#### [Your objective]
Retype the records below word for word and omit any image.

#### [Data supplied]
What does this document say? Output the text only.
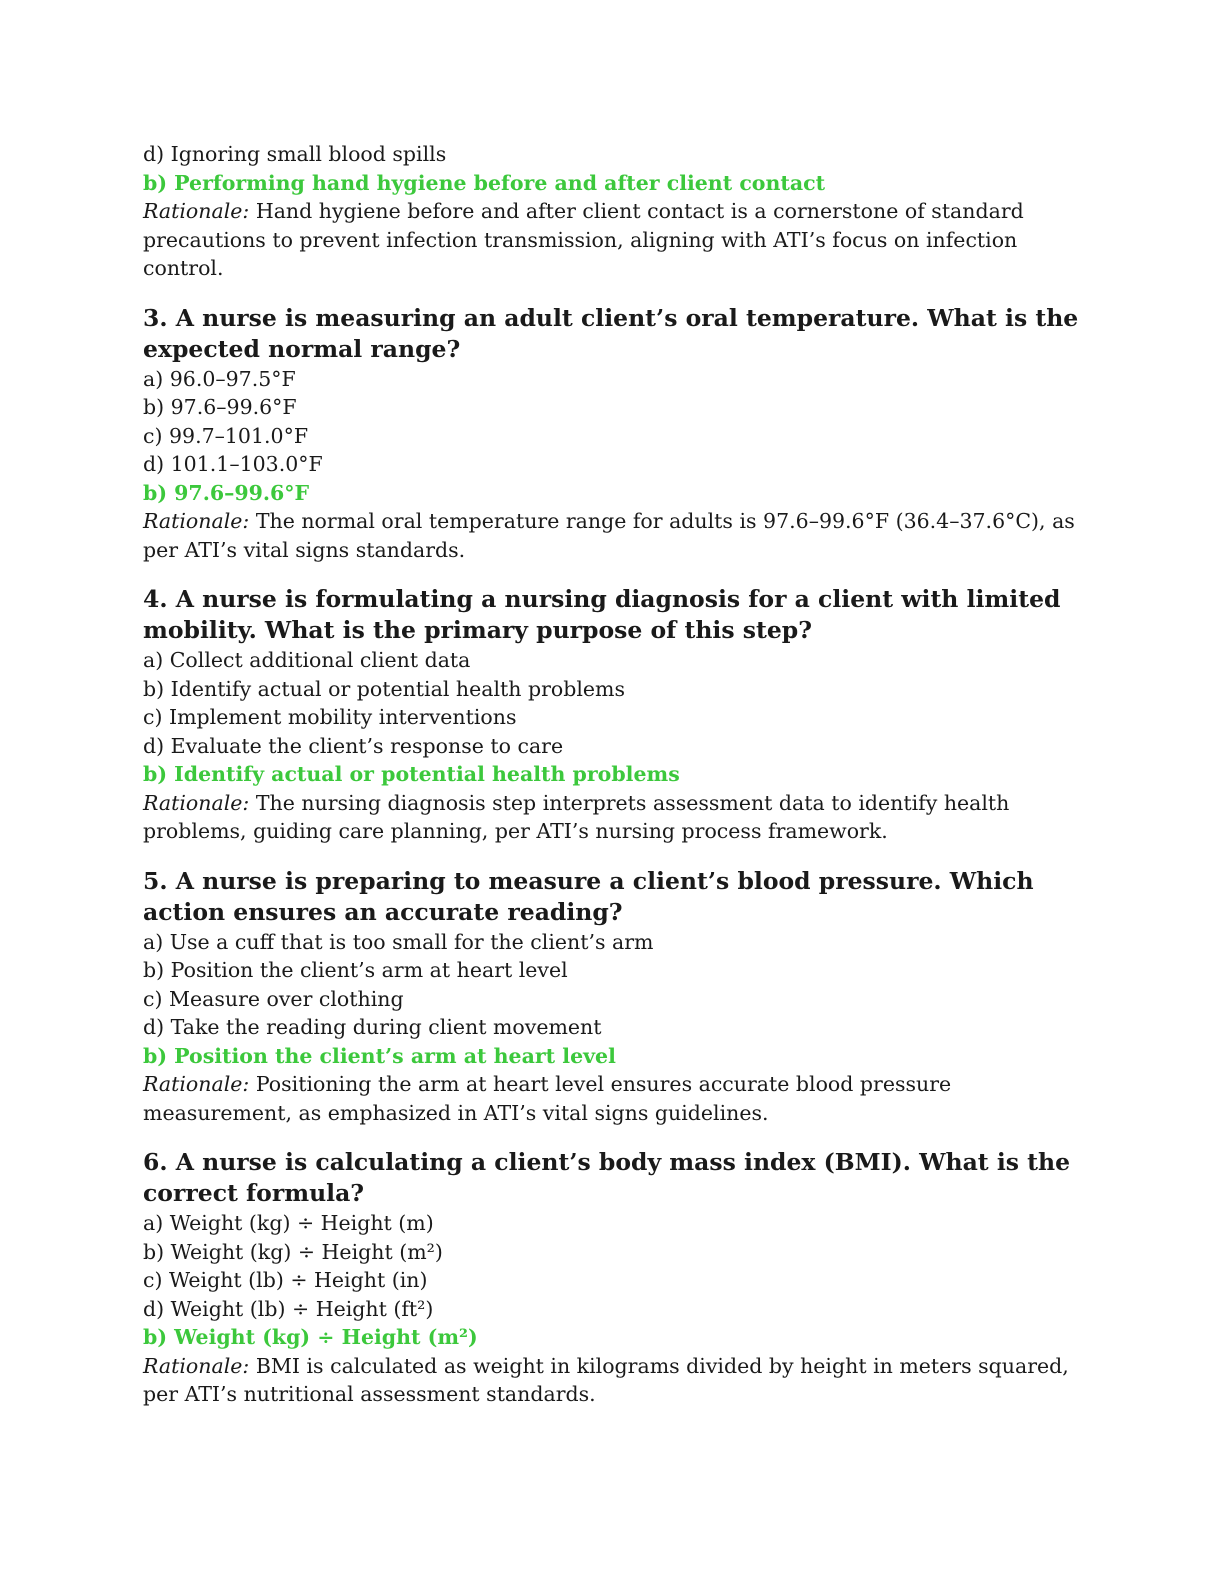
d) Ignoring small blood spills
b) Performing hand hygiene before and after client contact
Rationale: Hand hygiene before and after client contact is a cornerstone of standard precautions to prevent infection transmission, aligning with ATI’s focus on infection control.
3. A nurse is measuring an adult client’s oral temperature. What is the expected normal range?
a) 96.0–97.5°F
b) 97.6–99.6°F
c) 99.7–101.0°F
d) 101.1–103.0°F
b) 97.6–99.6°F
Rationale: The normal oral temperature range for adults is 97.6–99.6°F (36.4–37.6°C), as per ATI’s vital signs standards.
4. A nurse is formulating a nursing diagnosis for a client with limited mobility. What is the primary purpose of this step?
a) Collect additional client data
b) Identify actual or potential health problems
c) Implement mobility interventions
d) Evaluate the client’s response to care
b) Identify actual or potential health problems
Rationale: The nursing diagnosis step interprets assessment data to identify health problems, guiding care planning, per ATI’s nursing process framework.
5. A nurse is preparing to measure a client’s blood pressure. Which action ensures an accurate reading?
a) Use a cuff that is too small for the client’s arm
b) Position the client’s arm at heart level
c) Measure over clothing
d) Take the reading during client movement
b) Position the client’s arm at heart level
Rationale: Positioning the arm at heart level ensures accurate blood pressure measurement, as emphasized in ATI’s vital signs guidelines.
6. A nurse is calculating a client’s body mass index (BMI). What is the correct formula?
a) Weight (kg) ÷ Height (m)
b) Weight (kg) ÷ Height (m²)
c) Weight (lb) ÷ Height (in)
d) Weight (lb) ÷ Height (ft²)
b) Weight (kg) ÷ Height (m²)
Rationale: BMI is calculated as weight in kilograms divided by height in meters squared, per ATI’s nutritional assessment standards.
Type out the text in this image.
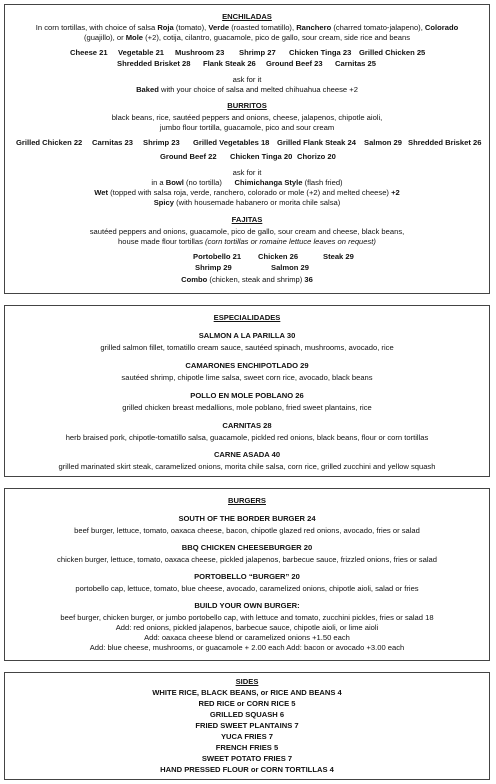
ENCHILADAS
In corn tortillas, with choice of salsa Roja (tomato), Verde (roasted tomatillo), Ranchero (charred tomato-jalapeno), Colorado
(guajillo), or Mole (+2), cotija, cilantro, guacamole, pico de gallo, sour cream, side rice and beans
Cheese 21 Vegetable 21 Mushroom 23 Shrimp 27 Chicken Tinga 23 Grilled Chicken 25
Shredded Brisket 28 Flank Steak 26 Ground Beef 23 Carnitas 25
ask for it
Baked with your choice of salsa and melted chihuahua cheese +2
BURRITOS
black beans, rice, sautéed peppers and onions, cheese, jalapenos, chipotle aioli,
jumbo flour tortilla, guacamole, pico and sour cream
Grilled Chicken 22 Carnitas 23 Shrimp 23 Grilled Vegetables 18 Grilled Flank Steak 24 Salmon 29 Shredded Brisket 26
Ground Beef 22 Chicken Tinga 20 Chorizo 20
ask for it
in a Bowl (no tortilla) Chimichanga Style (flash fried)
Wet (topped with salsa roja, verde, ranchero, colorado or mole (+2) and melted cheese) +2
Spicy (with housemade habanero or morita chile salsa)
FAJITAS
sautéed peppers and onions, guacamole, pico de gallo, sour cream and cheese, black beans,
house made flour tortillas (corn tortillas or romaine lettuce leaves on request)
Portobello 21 Chicken 26	Steak 29
Shrimp 29	Salmon 29
Combo (chicken, steak and shrimp) 36
ESPECIALIDADES
SALMON A LA PARILLA 30
grilled salmon fillet, tomatillo cream sauce, sautéed spinach, mushrooms, avocado, rice
CAMARONES ENCHIPOTLADO 29
sautéed shrimp, chipotle lime salsa, sweet corn rice, avocado, black beans
POLLO EN MOLE POBLANO 26
grilled chicken breast medallions, mole poblano, fried sweet plantains, rice
CARNITAS 28
herb braised pork, chipotle-tomatillo salsa, guacamole, pickled red onions, black beans, flour or corn tortillas
CARNE ASADA 40
grilled marinated skirt steak, caramelized onions, morita chile salsa, corn rice, grilled zucchini and yellow squash
BURGERS
SOUTH OF THE BORDER BURGER 24
beef burger, lettuce, tomato, oaxaca cheese, bacon, chipotle glazed red onions, avocado, fries or salad
BBQ CHICKEN CHEESEBURGER 20
chicken burger, lettuce, tomato, oaxaca cheese, pickled jalapenos, barbecue sauce, frizzled onions, fries or salad
PORTOBELLO “BURGER” 20
portobello cap, lettuce, tomato, blue cheese, avocado, caramelized onions, chipotle aioli, salad or fries
BUILD YOUR OWN BURGER:
beef burger, chicken burger, or jumbo portobello cap, with lettuce and tomato, zucchini pickles, fries or salad 18
Add: red onions, pickled jalapenos, barbecue sauce, chipotle aioli, or lime aioli
Add: oaxaca cheese blend or caramelized onions +1.50 each
Add: blue cheese, mushrooms, or guacamole + 2.00 each Add: bacon or avocado +3.00 each
SIDES
WHITE RICE, BLACK BEANS, or RICE AND BEANS 4
RED RICE or CORN RICE 5
GRILLED SQUASH 6
FRIED SWEET PLANTAINS 7
YUCA FRIES 7
FRENCH FRIES 5
SWEET POTATO FRIES 7
HAND PRESSED FLOUR or CORN TORTILLAS 4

#### [The solution]
What does this document say? Output the text only.
d) Ignoring small blood spills
b) Performing hand hygiene before and after client contact
Rationale: Hand hygiene before and after client contact is a cornerstone of standard precautions to prevent infection transmission, aligning with ATI’s focus on infection control.
3. A nurse is measuring an adult client’s oral temperature. What is the expected normal range?
a) 96.0–97.5°F
b) 97.6–99.6°F
c) 99.7–101.0°F
d) 101.1–103.0°F
b) 97.6–99.6°F
Rationale: The normal oral temperature range for adults is 97.6–99.6°F (36.4–37.6°C), as per ATI’s vital signs standards.
4. A nurse is formulating a nursing diagnosis for a client with limited mobility. What is the primary purpose of this step?
a) Collect additional client data
b) Identify actual or potential health problems
c) Implement mobility interventions
d) Evaluate the client’s response to care
b) Identify actual or potential health problems
Rationale: The nursing diagnosis step interprets assessment data to identify health problems, guiding care planning, per ATI’s nursing process framework.
5. A nurse is preparing to measure a client’s blood pressure. Which action ensures an accurate reading?
a) Use a cuff that is too small for the client’s arm
b) Position the client’s arm at heart level
c) Measure over clothing
d) Take the reading during client movement
b) Position the client’s arm at heart level
Rationale: Positioning the arm at heart level ensures accurate blood pressure measurement, as emphasized in ATI’s vital signs guidelines.
6. A nurse is calculating a client’s body mass index (BMI). What is the correct formula?
a) Weight (kg) ÷ Height (m)
b) Weight (kg) ÷ Height (m²)
c) Weight (lb) ÷ Height (in)
d) Weight (lb) ÷ Height (ft²)
b) Weight (kg) ÷ Height (m²)
Rationale: BMI is calculated as weight in kilograms divided by height in meters squared, per ATI’s nutritional assessment standards.
Type out the text in this image.
ENCHILADAS
In corn tortillas, with choice of salsa Roja (tomato), Verde (roasted tomatillo), Ranchero (charred tomato-jalapeno), Colorado
(guajillo), or Mole (+2), cotija, cilantro, guacamole, pico de gallo, sour cream, side rice and beans
Cheese 21 Vegetable 21 Mushroom 23 Shrimp 27 Chicken Tinga 23 Grilled Chicken 25
Shredded Brisket 28 Flank Steak 26 Ground Beef 23 Carnitas 25
ask for it
Baked with your choice of salsa and melted chihuahua cheese +2
BURRITOS
black beans, rice, sautéed peppers and onions, cheese, jalapenos, chipotle aioli,
jumbo flour tortilla, guacamole, pico and sour cream
Grilled Chicken 22 Carnitas 23 Shrimp 23 Grilled Vegetables 18 Grilled Flank Steak 24 Salmon 29 Shredded Brisket 26
Ground Beef 22 Chicken Tinga 20 Chorizo 20
ask for it
in a Bowl (no tortilla) Chimichanga Style (flash fried)
Wet (topped with salsa roja, verde, ranchero, colorado or mole (+2) and melted cheese) +2
Spicy (with housemade habanero or morita chile salsa)
FAJITAS
sautéed peppers and onions, guacamole, pico de gallo, sour cream and cheese, black beans,
house made flour tortillas (corn tortillas or romaine lettuce leaves on request)
Portobello 21 Chicken 26	Steak 29
Shrimp 29	Salmon 29
Combo (chicken, steak and shrimp) 36
ESPECIALIDADES
SALMON A LA PARILLA 30
grilled salmon fillet, tomatillo cream sauce, sautéed spinach, mushrooms, avocado, rice
CAMARONES ENCHIPOTLADO 29
sautéed shrimp, chipotle lime salsa, sweet corn rice, avocado, black beans
POLLO EN MOLE POBLANO 26
grilled chicken breast medallions, mole poblano, fried sweet plantains, rice
CARNITAS 28
herb braised pork, chipotle-tomatillo salsa, guacamole, pickled red onions, black beans, flour or corn tortillas
CARNE ASADA 40
grilled marinated skirt steak, caramelized onions, morita chile salsa, corn rice, grilled zucchini and yellow squash
BURGERS
SOUTH OF THE BORDER BURGER 24
beef burger, lettuce, tomato, oaxaca cheese, bacon, chipotle glazed red onions, avocado, fries or salad
BBQ CHICKEN CHEESEBURGER 20
chicken burger, lettuce, tomato, oaxaca cheese, pickled jalapenos, barbecue sauce, frizzled onions, fries or salad
PORTOBELLO “BURGER” 20
portobello cap, lettuce, tomato, blue cheese, avocado, caramelized onions, chipotle aioli, salad or fries
BUILD YOUR OWN BURGER:
beef burger, chicken burger, or jumbo portobello cap, with lettuce and tomato, zucchini pickles, fries or salad 18
Add: red onions, pickled jalapenos, barbecue sauce, chipotle aioli, or lime aioli
Add: oaxaca cheese blend or caramelized onions +1.50 each
Add: blue cheese, mushrooms, or guacamole + 2.00 each Add: bacon or avocado +3.00 each
SIDES
WHITE RICE, BLACK BEANS, or RICE AND BEANS 4
RED RICE or CORN RICE 5
GRILLED SQUASH 6
FRIED SWEET PLANTAINS 7
YUCA FRIES 7
FRENCH FRIES 5
SWEET POTATO FRIES 7
HAND PRESSED FLOUR or CORN TORTILLAS 4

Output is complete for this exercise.